**WHAT YOU SHOULD DO**
Pictures are to be left out; otherwise, copy exactly the lines from the line containing "What's the underlying" through the end of the data.

[Recorded data]
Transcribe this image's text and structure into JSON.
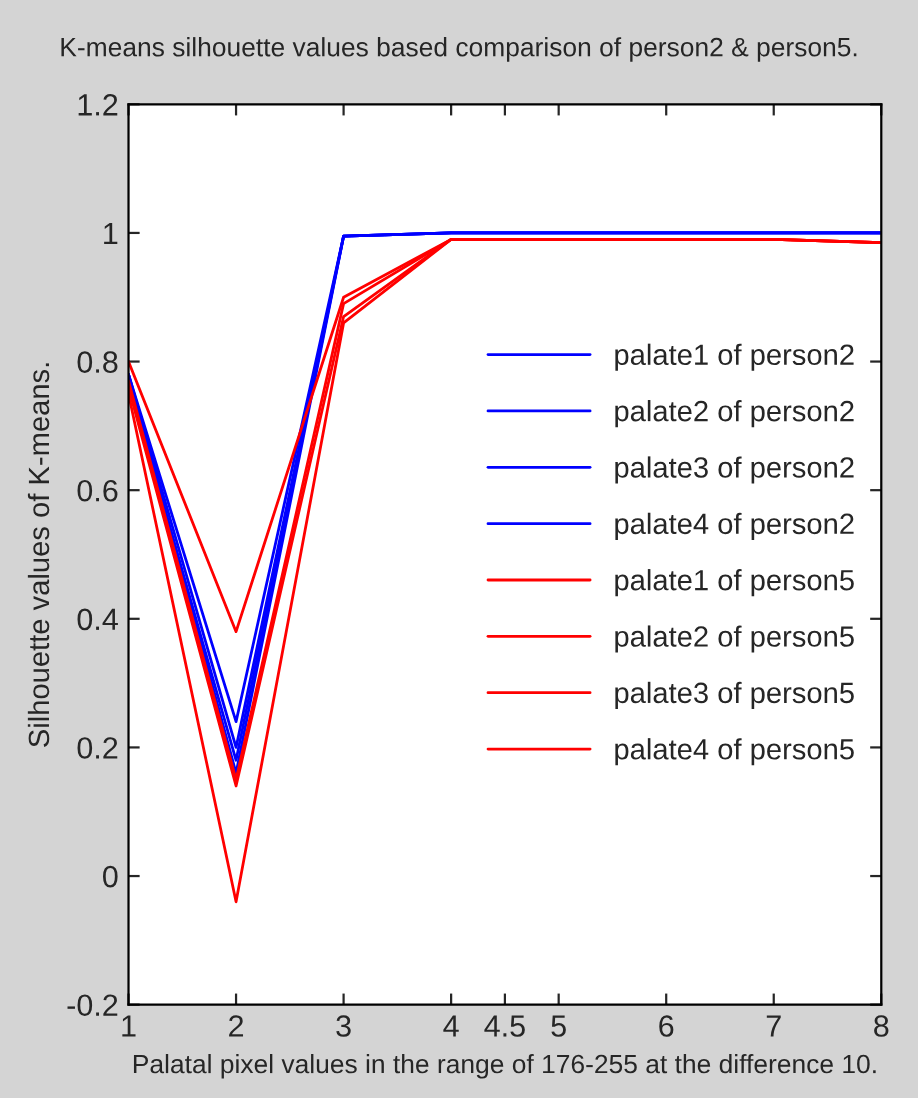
{
  "chart_data": {
    "type": "line",
    "title": "K-means silhouette values based comparison of person2 & person5.",
    "xlabel": "Palatal pixel values in the range of 176-255 at the difference 10.",
    "ylabel": "Silhouette values of K-means.",
    "x": [
      1,
      2,
      3,
      4,
      5,
      6,
      7,
      8
    ],
    "series": [
      {
        "name": "palate1 of person2",
        "color": "#0000ff",
        "values": [
          0.78,
          0.24,
          0.995,
          1.0,
          1.0,
          1.0,
          1.0,
          1.0
        ]
      },
      {
        "name": "palate2 of person2",
        "color": "#0000ff",
        "values": [
          0.78,
          0.2,
          0.995,
          1.0,
          1.0,
          1.0,
          1.0,
          1.0
        ]
      },
      {
        "name": "palate3 of person2",
        "color": "#0000ff",
        "values": [
          0.77,
          0.18,
          0.995,
          1.0,
          1.0,
          1.0,
          1.0,
          1.0
        ]
      },
      {
        "name": "palate4 of person2",
        "color": "#0000ff",
        "values": [
          0.78,
          0.16,
          0.995,
          1.0,
          1.0,
          1.0,
          1.0,
          1.0
        ]
      },
      {
        "name": "palate1 of person5",
        "color": "#ff0000",
        "values": [
          0.8,
          0.38,
          0.9,
          0.99,
          0.99,
          0.99,
          0.99,
          0.985
        ]
      },
      {
        "name": "palate2 of person5",
        "color": "#ff0000",
        "values": [
          0.77,
          0.15,
          0.89,
          0.99,
          0.99,
          0.99,
          0.99,
          0.985
        ]
      },
      {
        "name": "palate3 of person5",
        "color": "#ff0000",
        "values": [
          0.76,
          0.14,
          0.87,
          0.99,
          0.99,
          0.99,
          0.99,
          0.985
        ]
      },
      {
        "name": "palate4 of person5",
        "color": "#ff0000",
        "values": [
          0.75,
          -0.04,
          0.86,
          0.99,
          0.99,
          0.99,
          0.99,
          0.985
        ]
      }
    ],
    "xlim": [
      1,
      8
    ],
    "xticks": [
      1,
      2,
      3,
      4,
      4.5,
      5,
      6,
      7,
      8
    ],
    "ylim": [
      -0.2,
      1.2
    ],
    "yticks": [
      -0.2,
      0,
      0.2,
      0.4,
      0.6,
      0.8,
      1,
      1.2
    ],
    "legend": "right",
    "grid": false,
    "marker": "none",
    "line_style": "solid"
  }
}
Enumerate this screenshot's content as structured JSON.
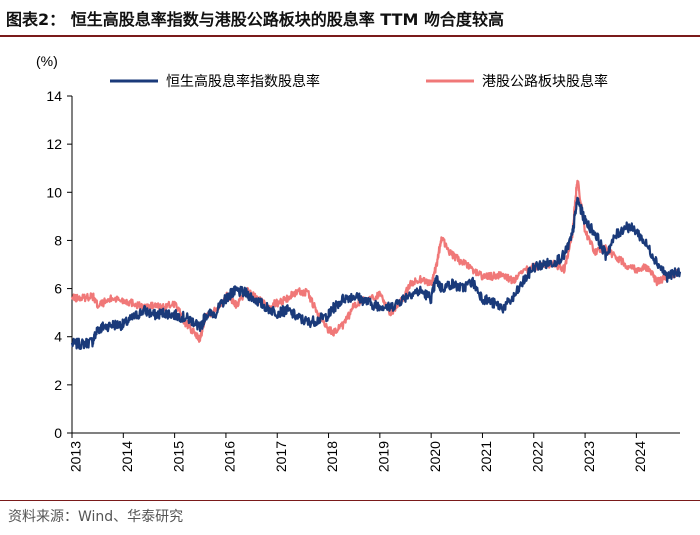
{
  "header": {
    "title": "图表2： 恒生高股息率指数与港股公路板块的股息率 TTM 吻合度较高"
  },
  "footer": {
    "source": "资料来源：Wind、华泰研究"
  },
  "colors": {
    "series1": "#1a3a7a",
    "series2": "#f07878",
    "title_rule": "#7a1a1a"
  },
  "chart_data": {
    "type": "line",
    "ylabel": "(%)",
    "ylim": [
      0,
      14
    ],
    "yticks": [
      "0",
      "2",
      "4",
      "6",
      "8",
      "10",
      "12",
      "14"
    ],
    "xlim": [
      2013.0,
      2024.85
    ],
    "xticks": [
      "2013",
      "2014",
      "2015",
      "2016",
      "2017",
      "2018",
      "2019",
      "2020",
      "2021",
      "2022",
      "2023",
      "2024"
    ],
    "legend_position": "top",
    "series": [
      {
        "name": "恒生高股息率指数股息率",
        "x": [
          2013.0,
          2013.2,
          2013.4,
          2013.5,
          2013.6,
          2013.8,
          2014.0,
          2014.2,
          2014.4,
          2014.6,
          2014.8,
          2015.0,
          2015.2,
          2015.4,
          2015.5,
          2015.6,
          2015.8,
          2016.0,
          2016.1,
          2016.2,
          2016.4,
          2016.6,
          2016.8,
          2017.0,
          2017.2,
          2017.4,
          2017.6,
          2017.8,
          2018.0,
          2018.1,
          2018.3,
          2018.5,
          2018.7,
          2018.9,
          2019.0,
          2019.2,
          2019.4,
          2019.6,
          2019.8,
          2020.0,
          2020.1,
          2020.2,
          2020.4,
          2020.6,
          2020.8,
          2021.0,
          2021.2,
          2021.4,
          2021.6,
          2021.8,
          2022.0,
          2022.2,
          2022.4,
          2022.6,
          2022.75,
          2022.85,
          2023.0,
          2023.2,
          2023.4,
          2023.6,
          2023.8,
          2024.0,
          2024.2,
          2024.4,
          2024.6,
          2024.85
        ],
        "values": [
          3.7,
          3.7,
          3.8,
          4.3,
          4.4,
          4.5,
          4.5,
          4.8,
          5.1,
          4.9,
          5.0,
          4.9,
          4.8,
          4.6,
          4.3,
          4.9,
          5.0,
          5.6,
          5.8,
          5.9,
          5.8,
          5.5,
          5.2,
          5.0,
          5.1,
          4.8,
          4.6,
          4.7,
          4.9,
          5.2,
          5.6,
          5.7,
          5.5,
          5.3,
          5.3,
          5.2,
          5.5,
          5.8,
          5.9,
          5.6,
          6.4,
          6.0,
          6.2,
          6.0,
          6.3,
          5.6,
          5.4,
          5.2,
          5.6,
          6.3,
          6.9,
          7.0,
          7.1,
          7.4,
          8.2,
          9.7,
          8.8,
          8.3,
          7.4,
          8.2,
          8.6,
          8.4,
          7.8,
          7.1,
          6.5,
          6.7
        ]
      },
      {
        "name": "港股公路板块股息率",
        "x": [
          2013.0,
          2013.2,
          2013.4,
          2013.5,
          2013.6,
          2013.8,
          2014.0,
          2014.2,
          2014.4,
          2014.6,
          2014.8,
          2015.0,
          2015.2,
          2015.4,
          2015.5,
          2015.6,
          2015.8,
          2016.0,
          2016.1,
          2016.2,
          2016.4,
          2016.6,
          2016.8,
          2017.0,
          2017.2,
          2017.4,
          2017.6,
          2017.8,
          2018.0,
          2018.1,
          2018.3,
          2018.5,
          2018.7,
          2018.9,
          2019.0,
          2019.2,
          2019.4,
          2019.6,
          2019.8,
          2020.0,
          2020.1,
          2020.2,
          2020.4,
          2020.6,
          2020.8,
          2021.0,
          2021.2,
          2021.4,
          2021.6,
          2021.8,
          2022.0,
          2022.2,
          2022.4,
          2022.6,
          2022.75,
          2022.85,
          2023.0,
          2023.2,
          2023.4,
          2023.6,
          2023.8,
          2024.0,
          2024.2,
          2024.4,
          2024.6,
          2024.85
        ],
        "values": [
          5.6,
          5.6,
          5.7,
          5.3,
          5.4,
          5.6,
          5.5,
          5.4,
          5.2,
          5.3,
          5.2,
          5.4,
          4.6,
          4.1,
          3.9,
          4.9,
          5.1,
          5.7,
          5.6,
          5.3,
          5.9,
          5.6,
          5.3,
          5.4,
          5.6,
          5.9,
          5.8,
          4.9,
          4.3,
          4.2,
          4.5,
          5.3,
          5.6,
          5.6,
          5.8,
          5.0,
          5.4,
          6.2,
          6.4,
          6.2,
          6.9,
          8.1,
          7.4,
          7.1,
          6.8,
          6.5,
          6.5,
          6.6,
          6.3,
          6.7,
          6.9,
          7.0,
          7.0,
          6.8,
          8.2,
          10.6,
          8.4,
          7.5,
          7.7,
          7.3,
          7.0,
          6.8,
          6.9,
          6.3,
          6.5,
          6.7
        ]
      }
    ]
  }
}
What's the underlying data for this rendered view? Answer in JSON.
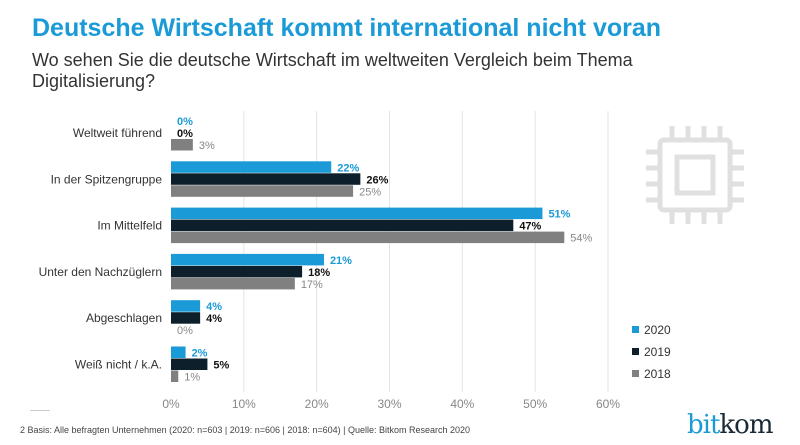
{
  "title": "Deutsche Wirtschaft kommt international nicht voran",
  "subtitle": "Wo sehen Sie die deutsche Wirtschaft im weltweiten Vergleich beim Thema Digitalisierung?",
  "footer": "2  Basis: Alle befragten Unternehmen (2020: n=603 | 2019: n=606 | 2018: n=604) | Quelle: Bitkom Research 2020",
  "logo": {
    "part1": "bit",
    "part2": "kom"
  },
  "decorative_icon": "microchip-icon",
  "chart_data": {
    "type": "bar",
    "orientation": "horizontal",
    "categories": [
      "Weltweit führend",
      "In der Spitzengruppe",
      "Im Mittelfeld",
      "Unter den Nachzüglern",
      "Abgeschlagen",
      "Weiß nicht / k.A."
    ],
    "series": [
      {
        "name": "2020",
        "color": "#1a9ad6",
        "values": [
          0,
          22,
          51,
          21,
          4,
          2
        ]
      },
      {
        "name": "2019",
        "color": "#0d1f2b",
        "values": [
          0,
          26,
          47,
          18,
          4,
          5
        ]
      },
      {
        "name": "2018",
        "color": "#808080",
        "values": [
          3,
          25,
          54,
          17,
          0,
          1
        ]
      }
    ],
    "xlim": [
      0,
      60
    ],
    "xticks": [
      "0%",
      "10%",
      "20%",
      "30%",
      "40%",
      "50%",
      "60%"
    ],
    "grid": true,
    "legend": "bottom-right",
    "value_suffix": "%"
  }
}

**EXPECTED OUTPUT**
What's the underlying data for this rendered view? Answer in JSON.
{
  "title": "Deutsche Wirtschaft kommt international nicht voran",
  "subtitle": "Wo sehen Sie die deutsche Wirtschaft im weltweiten Vergleich beim Thema Digitalisierung?",
  "footer": "2  Basis: Alle befragten Unternehmen (2020: n=603 | 2019: n=606 | 2018: n=604) | Quelle: Bitkom Research 2020",
  "logo": {
    "part1": "bit",
    "part2": "kom"
  },
  "decorative_icon": "microchip-icon",
  "chart_data": {
    "type": "bar",
    "orientation": "horizontal",
    "categories": [
      "Weltweit führend",
      "In der Spitzengruppe",
      "Im Mittelfeld",
      "Unter den Nachzüglern",
      "Abgeschlagen",
      "Weiß nicht / k.A."
    ],
    "series": [
      {
        "name": "2020",
        "color": "#1a9ad6",
        "values": [
          0,
          22,
          51,
          21,
          4,
          2
        ]
      },
      {
        "name": "2019",
        "color": "#0d1f2b",
        "values": [
          0,
          26,
          47,
          18,
          4,
          5
        ]
      },
      {
        "name": "2018",
        "color": "#808080",
        "values": [
          3,
          25,
          54,
          17,
          0,
          1
        ]
      }
    ],
    "xlim": [
      0,
      60
    ],
    "xticks": [
      "0%",
      "10%",
      "20%",
      "30%",
      "40%",
      "50%",
      "60%"
    ],
    "grid": true,
    "legend": "bottom-right",
    "value_suffix": "%"
  }
}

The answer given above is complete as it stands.